- [Job] Transcribe only the part of the listing below that begins at the line containing "OCR this image." and runs to its final line, keeping both ends.

[Collected data entries]
* start *

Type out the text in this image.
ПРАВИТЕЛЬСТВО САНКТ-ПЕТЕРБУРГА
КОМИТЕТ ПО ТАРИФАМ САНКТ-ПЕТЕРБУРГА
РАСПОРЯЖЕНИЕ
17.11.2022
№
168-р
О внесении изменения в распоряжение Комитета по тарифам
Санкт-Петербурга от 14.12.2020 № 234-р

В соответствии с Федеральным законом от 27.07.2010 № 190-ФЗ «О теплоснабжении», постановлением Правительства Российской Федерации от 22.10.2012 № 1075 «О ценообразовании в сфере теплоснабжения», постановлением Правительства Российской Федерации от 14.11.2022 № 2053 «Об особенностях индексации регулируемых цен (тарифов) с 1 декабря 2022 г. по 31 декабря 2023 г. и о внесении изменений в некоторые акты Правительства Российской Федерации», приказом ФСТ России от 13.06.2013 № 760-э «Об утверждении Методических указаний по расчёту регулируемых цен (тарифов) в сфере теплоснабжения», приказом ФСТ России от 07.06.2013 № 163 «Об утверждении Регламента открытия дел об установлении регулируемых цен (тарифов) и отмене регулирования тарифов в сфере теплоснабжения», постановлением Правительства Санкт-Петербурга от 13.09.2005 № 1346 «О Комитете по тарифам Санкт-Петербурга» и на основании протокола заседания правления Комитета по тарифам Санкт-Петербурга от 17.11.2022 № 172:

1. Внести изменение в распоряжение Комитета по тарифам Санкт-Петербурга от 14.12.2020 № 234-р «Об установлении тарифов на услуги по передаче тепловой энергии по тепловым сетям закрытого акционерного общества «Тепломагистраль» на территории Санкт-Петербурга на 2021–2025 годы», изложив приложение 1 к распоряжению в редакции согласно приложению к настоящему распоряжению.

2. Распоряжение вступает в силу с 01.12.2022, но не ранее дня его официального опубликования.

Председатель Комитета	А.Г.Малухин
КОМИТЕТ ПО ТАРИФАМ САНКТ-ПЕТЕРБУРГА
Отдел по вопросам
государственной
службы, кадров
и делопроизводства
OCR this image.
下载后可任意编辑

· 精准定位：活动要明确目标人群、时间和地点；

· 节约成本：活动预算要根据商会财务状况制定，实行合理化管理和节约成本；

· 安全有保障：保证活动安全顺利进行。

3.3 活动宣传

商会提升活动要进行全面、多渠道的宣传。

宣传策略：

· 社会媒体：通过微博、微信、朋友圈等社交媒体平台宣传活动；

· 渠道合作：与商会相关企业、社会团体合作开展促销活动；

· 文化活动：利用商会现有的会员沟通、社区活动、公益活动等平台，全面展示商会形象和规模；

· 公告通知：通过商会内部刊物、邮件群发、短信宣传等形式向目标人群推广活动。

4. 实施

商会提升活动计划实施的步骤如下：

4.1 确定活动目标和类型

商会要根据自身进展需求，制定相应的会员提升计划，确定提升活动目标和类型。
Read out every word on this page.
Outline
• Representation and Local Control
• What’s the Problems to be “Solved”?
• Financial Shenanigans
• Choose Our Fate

* end *

- [Response to the task]
OCR this image.
下载后可任意编辑

· 精准定位：活动要明确目标人群、时间和地点；

· 节约成本：活动预算要根据商会财务状况制定，实行合理化管理和节约成本；

· 安全有保障：保证活动安全顺利进行。

3.3 活动宣传

商会提升活动要进行全面、多渠道的宣传。

宣传策略：

· 社会媒体：通过微博、微信、朋友圈等社交媒体平台宣传活动；

· 渠道合作：与商会相关企业、社会团体合作开展促销活动；

· 文化活动：利用商会现有的会员沟通、社区活动、公益活动等平台，全面展示商会形象和规模；

· 公告通知：通过商会内部刊物、邮件群发、短信宣传等形式向目标人群推广活动。

4. 实施

商会提升活动计划实施的步骤如下：

4.1 确定活动目标和类型

商会要根据自身进展需求，制定相应的会员提升计划，确定提升活动目标和类型。
Read out every word on this page.
Outline
• Representation and Local Control
• What’s the Problems to be “Solved”?
• Financial Shenanigans
• Choose Our Fate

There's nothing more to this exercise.